# PROBLEM TO SOLVE:
The expected response is a copy of every line in the entries below that includes the word "Caribbean".

# WORKING DATA:

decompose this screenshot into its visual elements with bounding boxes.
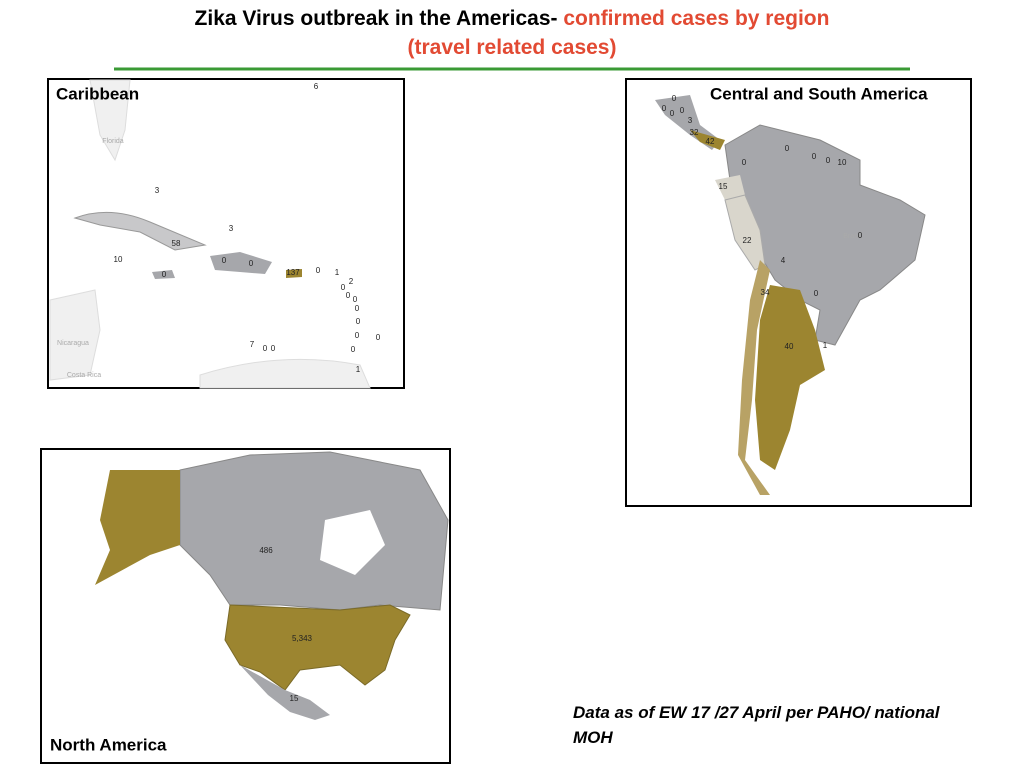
hispaniola [210, 252, 272, 274]
caribbean-map: Caribbean Florida Nicaragua Costa Rica [47, 78, 405, 389]
case-count: 0 [680, 106, 685, 115]
case-count: 0 [826, 156, 831, 165]
case-count: 6 [314, 82, 319, 91]
case-count: 0 [785, 144, 790, 153]
case-count: 0 [346, 291, 351, 300]
case-count: 0 [353, 295, 358, 304]
case-count: 0 [858, 231, 863, 240]
case-count: 40 [785, 342, 794, 351]
case-count: 2 [349, 277, 354, 286]
place-name: Nicaragua [57, 340, 89, 347]
case-count: 137 [286, 268, 300, 277]
case-count: 0 [222, 256, 227, 265]
mexico [240, 665, 330, 720]
puerto-rico [286, 269, 302, 278]
case-count: 7 [250, 340, 255, 349]
case-count: 22 [743, 236, 752, 245]
hudson-bay [320, 510, 385, 575]
case-count: 5,343 [292, 634, 313, 643]
map-title: North America [50, 735, 167, 754]
case-count: 32 [690, 128, 699, 137]
case-count: 0 [376, 333, 381, 342]
panama [690, 130, 725, 150]
case-count: 1 [356, 365, 361, 374]
jamaica [152, 270, 175, 279]
land [49, 289, 101, 381]
title-main: Zika Virus outbreak in the Americas- [194, 7, 558, 30]
ecuador [715, 175, 745, 200]
case-count: 1 [823, 341, 828, 350]
place-name: Florida [102, 138, 124, 145]
case-count: 3 [155, 186, 160, 195]
case-count: 0 [356, 317, 361, 326]
land [199, 358, 371, 389]
case-count: 0 [662, 104, 667, 113]
case-count: 0 [271, 344, 276, 353]
case-count: 0 [814, 289, 819, 298]
map-title: Central and South America [710, 84, 928, 103]
land [89, 79, 131, 162]
case-count: 0 [355, 331, 360, 340]
north-america-map: North America [40, 448, 451, 764]
case-count: 15 [719, 182, 728, 191]
case-count: 10 [114, 255, 123, 264]
case-count: 0 [316, 266, 321, 275]
place-name: Costa Rica [67, 372, 101, 379]
place-name: Brasil [843, 233, 861, 240]
case-count: 0 [670, 109, 675, 118]
case-count: 0 [249, 259, 254, 268]
chile [738, 260, 770, 495]
case-count: 0 [672, 94, 677, 103]
case-count: 42 [706, 137, 715, 146]
case-count: 34 [761, 288, 770, 297]
cuba [73, 211, 207, 251]
case-count: 0 [351, 345, 356, 354]
case-count: 1 [335, 268, 340, 277]
alaska [95, 470, 180, 585]
case-count: 3 [229, 224, 234, 233]
case-count: 0 [742, 158, 747, 167]
case-count: 486 [259, 546, 273, 555]
footnote: Data as of EW 17 /27 April per PAHO/ nat… [573, 703, 940, 747]
case-count: 3 [688, 116, 693, 125]
case-count: 4 [781, 256, 786, 265]
case-count: 15 [290, 694, 299, 703]
case-count: 0 [812, 152, 817, 161]
case-count: 0 [355, 304, 360, 313]
central-south-map: Central and South America Brasil [625, 78, 972, 507]
argentina [755, 285, 825, 470]
canada [179, 451, 449, 611]
slide-title: Zika Virus outbreak in the Americas- con… [162, 4, 862, 62]
title-highlight: confirmed cases by region (travel relate… [407, 7, 830, 59]
map-title: Caribbean [56, 84, 139, 103]
usa [224, 604, 411, 691]
case-count: 10 [838, 158, 847, 167]
case-count: 0 [263, 344, 268, 353]
case-count: 0 [162, 270, 167, 279]
case-count: 58 [172, 239, 181, 248]
case-count: 0 [341, 283, 346, 292]
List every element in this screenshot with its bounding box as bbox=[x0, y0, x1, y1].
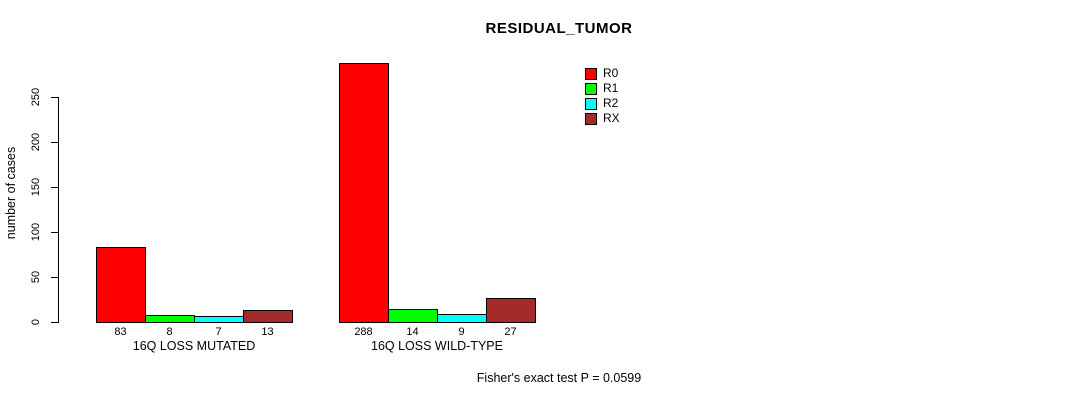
legend: R0 R1 R2 RX bbox=[585, 66, 620, 126]
y-tick-label: 50 bbox=[30, 270, 42, 284]
y-tick-label: 0 bbox=[30, 318, 42, 326]
bar-value-label: 8 bbox=[166, 326, 173, 338]
bar-rx-group1 bbox=[243, 310, 293, 323]
y-tick-mark bbox=[51, 322, 58, 323]
y-tick-mark bbox=[51, 97, 58, 98]
bar-r1-group2 bbox=[388, 309, 438, 323]
legend-swatch-r0 bbox=[585, 67, 597, 80]
stats-annotation: Fisher's exact test P = 0.0599 bbox=[476, 371, 642, 385]
bar-value-label: 13 bbox=[261, 326, 274, 338]
y-tick-mark bbox=[51, 277, 58, 278]
legend-item-r0: R0 bbox=[585, 66, 620, 81]
bar-value-label: 7 bbox=[215, 326, 222, 338]
bar-value-label: 9 bbox=[458, 326, 465, 338]
y-tick-mark bbox=[51, 187, 58, 188]
bar-r2-group2 bbox=[437, 314, 487, 323]
x-category-label: 16Q LOSS WILD-TYPE bbox=[371, 339, 503, 353]
legend-swatch-r1 bbox=[585, 82, 597, 95]
bar-r1-group1 bbox=[145, 315, 195, 323]
x-category-label: 16Q LOSS MUTATED bbox=[132, 339, 256, 353]
bar-r2-group1 bbox=[194, 316, 244, 323]
chart-title: RESIDUAL_TUMOR bbox=[485, 20, 633, 37]
legend-label: R2 bbox=[603, 96, 619, 110]
bar-value-label: 288 bbox=[354, 326, 373, 338]
legend-item-rx: RX bbox=[585, 111, 620, 126]
y-tick-label: 200 bbox=[30, 132, 42, 152]
y-tick-mark bbox=[51, 232, 58, 233]
y-axis-line bbox=[58, 97, 59, 323]
y-tick-label: 250 bbox=[30, 87, 42, 107]
bar-rx-group2 bbox=[486, 298, 536, 323]
bar-value-label: 14 bbox=[406, 326, 419, 338]
y-axis-title: number of cases bbox=[4, 146, 18, 240]
legend-item-r1: R1 bbox=[585, 81, 620, 96]
y-tick-label: 100 bbox=[30, 222, 42, 242]
legend-swatch-rx bbox=[585, 112, 597, 125]
legend-item-r2: R2 bbox=[585, 96, 620, 111]
bar-r0-group1 bbox=[96, 247, 146, 323]
legend-label: RX bbox=[603, 111, 620, 125]
bar-value-label: 83 bbox=[114, 326, 127, 338]
legend-label: R0 bbox=[603, 66, 619, 80]
bar-value-label: 27 bbox=[504, 326, 517, 338]
legend-swatch-r2 bbox=[585, 97, 597, 110]
bar-r0-group2 bbox=[339, 63, 389, 323]
y-tick-label: 150 bbox=[30, 177, 42, 197]
legend-label: R1 bbox=[603, 81, 619, 95]
y-tick-mark bbox=[51, 142, 58, 143]
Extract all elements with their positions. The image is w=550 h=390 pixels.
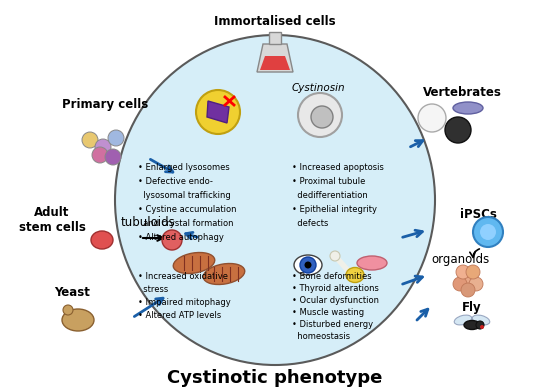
Text: • Enlarged lysosomes: • Enlarged lysosomes	[138, 163, 230, 172]
Circle shape	[95, 139, 111, 155]
Text: Vertebrates: Vertebrates	[422, 85, 502, 99]
Text: • Bone deformities: • Bone deformities	[292, 272, 372, 281]
Circle shape	[476, 321, 484, 329]
Circle shape	[92, 147, 108, 163]
Circle shape	[469, 277, 483, 291]
Text: stress: stress	[138, 285, 168, 294]
Text: • Proximal tubule: • Proximal tubule	[292, 177, 365, 186]
Text: • Epithelial integrity: • Epithelial integrity	[292, 205, 377, 214]
Circle shape	[480, 325, 484, 329]
Ellipse shape	[294, 255, 322, 275]
Circle shape	[196, 90, 240, 134]
Text: and crystal formation: and crystal formation	[138, 219, 234, 228]
Polygon shape	[207, 101, 229, 123]
Text: tubuloids: tubuloids	[120, 216, 175, 229]
Text: Fly: Fly	[462, 301, 482, 314]
Circle shape	[461, 283, 475, 297]
Text: Primary cells: Primary cells	[62, 98, 148, 111]
Circle shape	[445, 117, 471, 143]
FancyArrowPatch shape	[470, 249, 480, 257]
Text: • Disturbed energy: • Disturbed energy	[292, 320, 373, 329]
Circle shape	[461, 271, 475, 285]
Text: Immortalised cells: Immortalised cells	[214, 15, 336, 28]
Circle shape	[305, 262, 311, 268]
Text: • Impaired mitophagy: • Impaired mitophagy	[138, 298, 231, 307]
Text: iPSCs: iPSCs	[460, 209, 497, 222]
Text: homeostasis: homeostasis	[292, 332, 350, 341]
Text: defects: defects	[292, 219, 328, 228]
Text: • Increased oxidative: • Increased oxidative	[138, 272, 228, 281]
Ellipse shape	[204, 264, 245, 284]
Ellipse shape	[453, 102, 483, 114]
Circle shape	[456, 265, 470, 279]
Text: lysosomal trafficking: lysosomal trafficking	[138, 191, 231, 200]
Text: Cystinotic phenotype: Cystinotic phenotype	[167, 369, 383, 387]
Ellipse shape	[464, 321, 480, 330]
Circle shape	[480, 224, 496, 240]
Text: • Altered ATP levels: • Altered ATP levels	[138, 311, 221, 320]
Text: • Ocular dysfunction: • Ocular dysfunction	[292, 296, 379, 305]
Polygon shape	[257, 44, 293, 72]
Circle shape	[162, 230, 182, 250]
Circle shape	[82, 132, 98, 148]
Circle shape	[105, 149, 121, 165]
Ellipse shape	[357, 256, 387, 270]
Circle shape	[298, 93, 342, 137]
Ellipse shape	[346, 268, 364, 282]
Circle shape	[63, 305, 73, 315]
Circle shape	[466, 265, 480, 279]
Polygon shape	[269, 32, 281, 44]
Text: Yeast: Yeast	[54, 285, 90, 298]
Text: Cystinosin: Cystinosin	[292, 83, 345, 93]
Circle shape	[473, 217, 503, 247]
Circle shape	[453, 277, 467, 291]
Ellipse shape	[454, 315, 472, 325]
Circle shape	[311, 106, 333, 128]
Circle shape	[300, 257, 316, 273]
Text: • Muscle wasting: • Muscle wasting	[292, 308, 364, 317]
Text: • Altered autophagy: • Altered autophagy	[138, 233, 224, 242]
Circle shape	[108, 130, 124, 146]
Polygon shape	[260, 56, 290, 70]
Ellipse shape	[173, 252, 214, 273]
Circle shape	[347, 270, 357, 280]
Ellipse shape	[115, 35, 435, 365]
Circle shape	[418, 104, 446, 132]
Ellipse shape	[62, 309, 94, 331]
Text: • Cystine accumulation: • Cystine accumulation	[138, 205, 236, 214]
Ellipse shape	[472, 315, 490, 325]
Ellipse shape	[91, 231, 113, 249]
Text: dedifferentiation: dedifferentiation	[292, 191, 368, 200]
Text: • Thyroid alterations: • Thyroid alterations	[292, 284, 379, 293]
Text: • Increased apoptosis: • Increased apoptosis	[292, 163, 384, 172]
Text: Adult
stem cells: Adult stem cells	[19, 206, 85, 234]
Circle shape	[330, 251, 340, 261]
Text: organoids: organoids	[431, 254, 489, 266]
Text: • Defective endo-: • Defective endo-	[138, 177, 213, 186]
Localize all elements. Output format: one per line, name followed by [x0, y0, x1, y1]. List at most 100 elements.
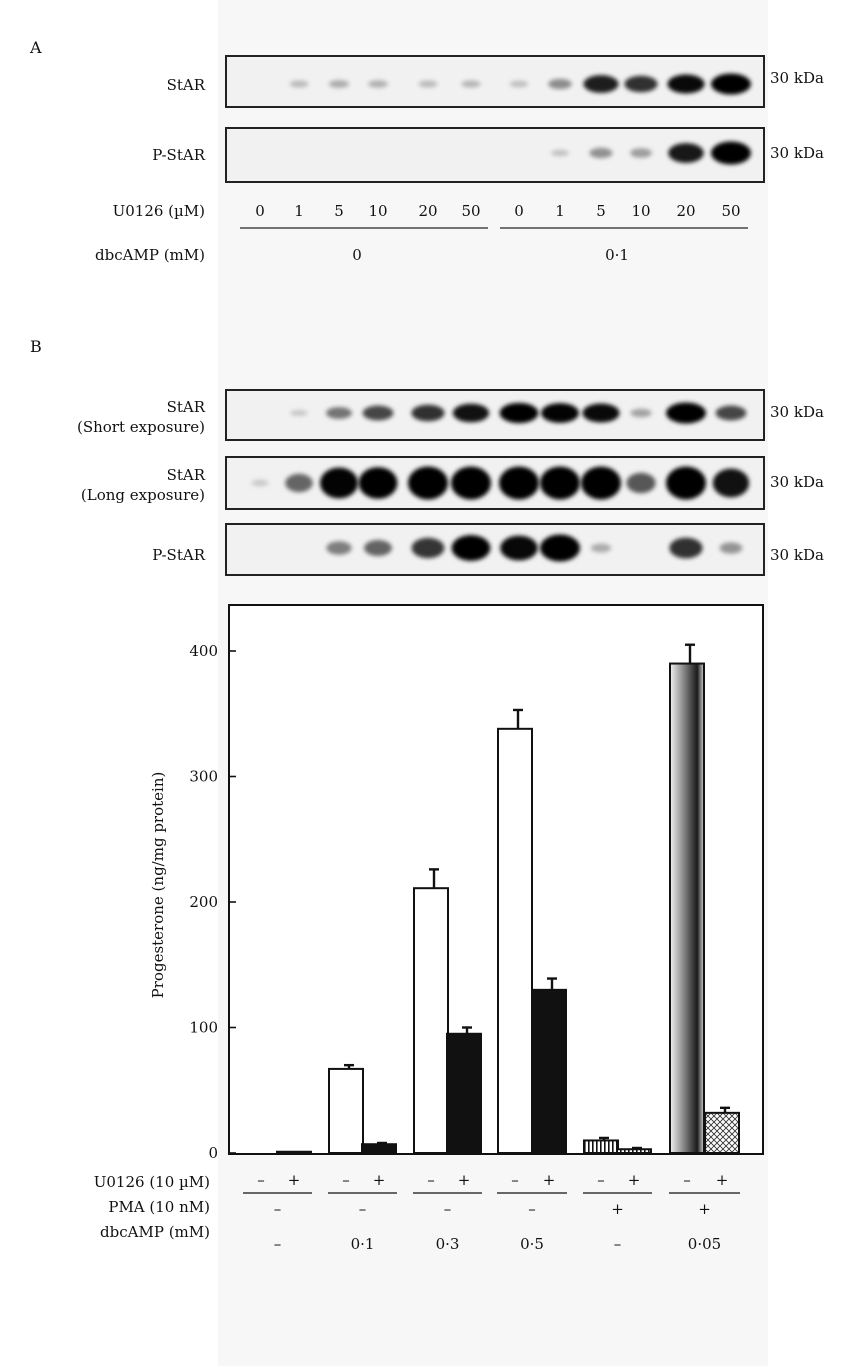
lane-label: 1: [555, 202, 565, 220]
lane-label: 10: [631, 202, 650, 220]
bar: [583, 1139, 619, 1154]
y-tick-label: 400: [189, 642, 218, 660]
blot-band: [666, 466, 706, 500]
factor-cell-u0126: +: [458, 1171, 471, 1189]
blot-band: [540, 534, 580, 562]
panel-b-blot-long-bands: [251, 466, 750, 500]
panel-b-letter: B: [30, 337, 42, 356]
lane-label: 20: [418, 202, 437, 220]
panel-a-blot-pstar-size: 30 kDa: [770, 144, 824, 162]
factor-cell-u0126: –: [257, 1171, 265, 1189]
blot-band: [411, 404, 445, 422]
bar: [497, 727, 533, 1154]
factor-cell-dbcamp: –: [274, 1235, 282, 1253]
y-tick-label: 100: [189, 1019, 218, 1037]
blot-band: [630, 408, 652, 418]
blot-band: [289, 80, 309, 88]
factor-cell-u0126: +: [543, 1171, 556, 1189]
panel-b-blot-pstar: P-StAR 30 kDa: [152, 523, 824, 576]
blot-band: [326, 541, 352, 555]
factor-cell-dbcamp: 0·3: [436, 1235, 460, 1253]
panel-a-u0126-label: U0126 (µM): [113, 202, 205, 220]
bar: [361, 1143, 397, 1154]
blot-band: [364, 540, 392, 556]
panel-a-blot-star-label: StAR: [167, 76, 206, 94]
blot-band: [669, 537, 703, 559]
blot-band: [362, 405, 394, 421]
factor-table: U0126 (10 µM) PMA (10 nM) dbcAMP (mM) – +…: [94, 1171, 740, 1253]
panel-b-blot-long-label-line2: (Long exposure): [81, 486, 205, 504]
factor-cells: – + – + – + – + – + – +– – – – + +– 0·1 0·3 0·5–0·05: [243, 1171, 740, 1253]
panel-a-blot-star: StAR 30 kDa: [167, 55, 824, 108]
blot-band: [711, 141, 751, 165]
lane-label: 0: [255, 202, 265, 220]
y-tick-label: 0: [208, 1144, 218, 1162]
panel-a-blot-pstar: P-StAR 30 kDa: [152, 127, 824, 183]
blot-band: [540, 466, 580, 500]
blot-band: [320, 467, 358, 499]
blot-band: [583, 75, 619, 93]
factor-cell-pma: –: [444, 1200, 452, 1218]
lane-label: 50: [721, 202, 740, 220]
blot-band: [626, 472, 656, 494]
panel-a-letter: A: [29, 38, 42, 57]
factor-cell-u0126: +: [373, 1171, 386, 1189]
factor-cell-u0126: +: [628, 1171, 641, 1189]
panel-a-dbcamp-group-1: 0: [352, 246, 362, 264]
panel-a-dbcamp-label: dbcAMP (mM): [95, 246, 205, 264]
blot-band: [541, 403, 579, 423]
blot-band: [499, 466, 539, 500]
factor-cell-dbcamp: 0·5: [520, 1235, 544, 1253]
blot-band: [411, 537, 445, 559]
factor-cell-dbcamp: 0·05: [688, 1235, 721, 1253]
blot-band: [666, 402, 706, 424]
factor-cell-pma: +: [698, 1200, 711, 1218]
lane-label: 20: [676, 202, 695, 220]
lane-label: 10: [368, 202, 387, 220]
factor-cell-u0126: –: [342, 1171, 350, 1189]
blot-band: [582, 403, 620, 423]
factor-cell-u0126: –: [683, 1171, 691, 1189]
blot-band: [581, 466, 621, 500]
bar: [669, 662, 705, 1154]
factor-cell-pma: +: [611, 1200, 624, 1218]
blot-band: [251, 479, 269, 487]
panel-b-blot-pstar-size: 30 kDa: [770, 546, 824, 564]
factor-label-pma: PMA (10 nM): [108, 1198, 210, 1216]
y-tick-label: 300: [189, 768, 218, 786]
bars: [276, 643, 740, 1155]
factor-cell-dbcamp: –: [614, 1235, 622, 1253]
panel-b-blot-short-bands: [290, 402, 747, 424]
blot-band: [551, 149, 569, 157]
bar: [446, 1032, 482, 1155]
y-axis-title: Progesterone (ng/mg protein): [149, 772, 167, 999]
panel-b-blot-star-long: StAR (Long exposure) 30 kDa: [81, 456, 824, 510]
factor-cell-pma: –: [359, 1200, 367, 1218]
panel-b-blot-long-label-line1: StAR: [167, 466, 206, 484]
blot-band: [358, 467, 398, 499]
blot-band: [452, 403, 490, 423]
blot-band: [499, 402, 539, 424]
blot-band: [461, 80, 481, 88]
panel-a-blot-pstar-label: P-StAR: [152, 146, 205, 164]
lane-label: 5: [596, 202, 606, 220]
lane-label: 1: [294, 202, 304, 220]
blot-band: [451, 466, 491, 500]
factor-cell-u0126: –: [427, 1171, 435, 1189]
blot-band: [285, 473, 313, 493]
blot-band: [290, 410, 308, 416]
factor-cell-u0126: –: [597, 1171, 605, 1189]
blot-band: [548, 78, 572, 90]
bar: [616, 1148, 652, 1154]
factor-label-dbcamp: dbcAMP (mM): [100, 1223, 210, 1241]
blot-band: [668, 143, 704, 163]
blot-band: [712, 468, 750, 498]
factor-cell-u0126: +: [716, 1171, 729, 1189]
panel-b-blot-star-short: StAR (Short exposure) 30 kDa: [77, 389, 824, 441]
panel-a-lane-labels: 0 1 5 10 20 50 0 1 5 10 20 50: [255, 202, 740, 220]
bar: [413, 887, 449, 1154]
blot-band: [500, 535, 538, 561]
factor-cell-pma: –: [274, 1200, 282, 1218]
y-tick-label: 200: [189, 893, 218, 911]
panel-b-blot-short-size: 30 kDa: [770, 403, 824, 421]
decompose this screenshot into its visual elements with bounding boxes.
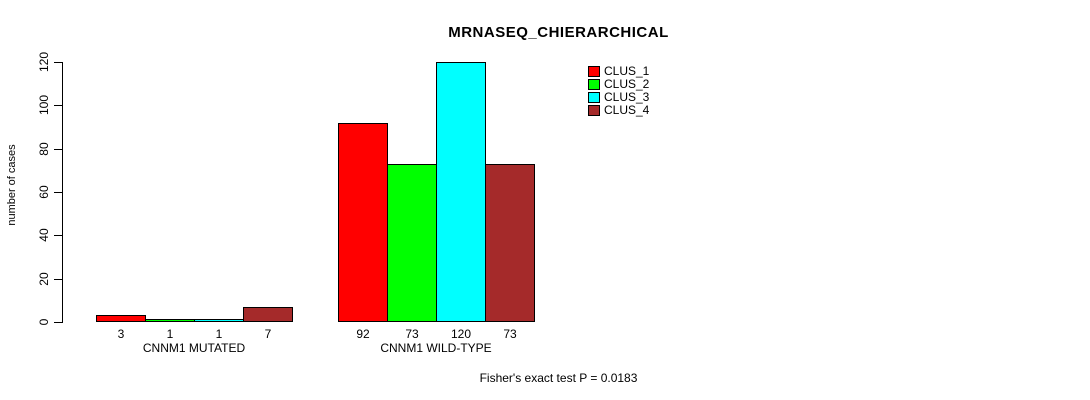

# SOLUTION BELOW:
caribbean-map: Caribbean Florida Nicaragua Costa Rica [47, 78, 405, 389]
map-title: Caribbean [56, 84, 139, 103]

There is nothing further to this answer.